- _Dataset content_
━━━━━━━━━━━━━━━━
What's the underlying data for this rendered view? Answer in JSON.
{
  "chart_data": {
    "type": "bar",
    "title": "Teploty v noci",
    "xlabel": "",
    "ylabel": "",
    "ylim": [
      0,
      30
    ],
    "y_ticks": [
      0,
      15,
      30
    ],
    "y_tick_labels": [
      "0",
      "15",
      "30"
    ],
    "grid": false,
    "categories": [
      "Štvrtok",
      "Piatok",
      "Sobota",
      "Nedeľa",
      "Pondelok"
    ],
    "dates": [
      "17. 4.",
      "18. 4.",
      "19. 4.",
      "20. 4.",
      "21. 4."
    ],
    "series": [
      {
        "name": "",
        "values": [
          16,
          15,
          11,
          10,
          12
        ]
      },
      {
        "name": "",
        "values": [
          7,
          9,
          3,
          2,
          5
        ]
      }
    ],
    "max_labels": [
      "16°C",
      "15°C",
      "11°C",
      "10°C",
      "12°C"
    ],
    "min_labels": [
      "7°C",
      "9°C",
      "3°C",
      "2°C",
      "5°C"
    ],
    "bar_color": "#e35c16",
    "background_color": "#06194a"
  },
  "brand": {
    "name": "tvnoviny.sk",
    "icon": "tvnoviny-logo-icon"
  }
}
━━━━━━━━━━━━━━━━
Extract the listing in its entirety, matching it exactly.

What's the underlying data for this rendered view? Answer in JSON.
{
  "chart_data": {
    "type": "bar",
    "title": "Teploty v noci",
    "xlabel": "",
    "ylabel": "",
    "ylim": [
      0,
      30
    ],
    "y_ticks": [
      0,
      15,
      30
    ],
    "y_tick_labels": [
      "0",
      "15",
      "30"
    ],
    "grid": false,
    "categories": [
      "Štvrtok",
      "Piatok",
      "Sobota",
      "Nedeľa",
      "Pondelok"
    ],
    "dates": [
      "17. 4.",
      "18. 4.",
      "19. 4.",
      "20. 4.",
      "21. 4."
    ],
    "series": [
      {
        "name": "",
        "values": [
          16,
          15,
          11,
          10,
          12
        ]
      },
      {
        "name": "",
        "values": [
          7,
          9,
          3,
          2,
          5
        ]
      }
    ],
    "max_labels": [
      "16°C",
      "15°C",
      "11°C",
      "10°C",
      "12°C"
    ],
    "min_labels": [
      "7°C",
      "9°C",
      "3°C",
      "2°C",
      "5°C"
    ],
    "bar_color": "#e35c16",
    "background_color": "#06194a"
  },
  "brand": {
    "name": "tvnoviny.sk",
    "icon": "tvnoviny-logo-icon"
  }
}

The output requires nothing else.